▸ EXERCISE TASK:
Every entry must be copied word for word.

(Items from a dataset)
— Start —

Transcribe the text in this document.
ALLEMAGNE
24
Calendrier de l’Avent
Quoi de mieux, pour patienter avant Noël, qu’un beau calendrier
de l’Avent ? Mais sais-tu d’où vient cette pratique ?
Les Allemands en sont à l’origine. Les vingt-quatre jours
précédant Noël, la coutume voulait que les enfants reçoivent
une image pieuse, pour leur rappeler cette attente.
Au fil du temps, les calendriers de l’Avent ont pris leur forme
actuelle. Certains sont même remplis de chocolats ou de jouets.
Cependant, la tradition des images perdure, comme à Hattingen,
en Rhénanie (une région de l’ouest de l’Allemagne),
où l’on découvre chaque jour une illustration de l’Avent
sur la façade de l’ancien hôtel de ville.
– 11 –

— End —

▸ OUTPUT FOR THIS EXERCISE:
Transcribe the text in this document.
ALLEMAGNE
24
Calendrier de l’Avent
Quoi de mieux, pour patienter avant Noël, qu’un beau calendrier
de l’Avent ? Mais sais-tu d’où vient cette pratique ?
Les Allemands en sont à l’origine. Les vingt-quatre jours
précédant Noël, la coutume voulait que les enfants reçoivent
une image pieuse, pour leur rappeler cette attente.
Au fil du temps, les calendriers de l’Avent ont pris leur forme
actuelle. Certains sont même remplis de chocolats ou de jouets.
Cependant, la tradition des images perdure, comme à Hattingen,
en Rhénanie (une région de l’ouest de l’Allemagne),
où l’on découvre chaque jour une illustration de l’Avent
sur la façade de l’ancien hôtel de ville.
– 11 –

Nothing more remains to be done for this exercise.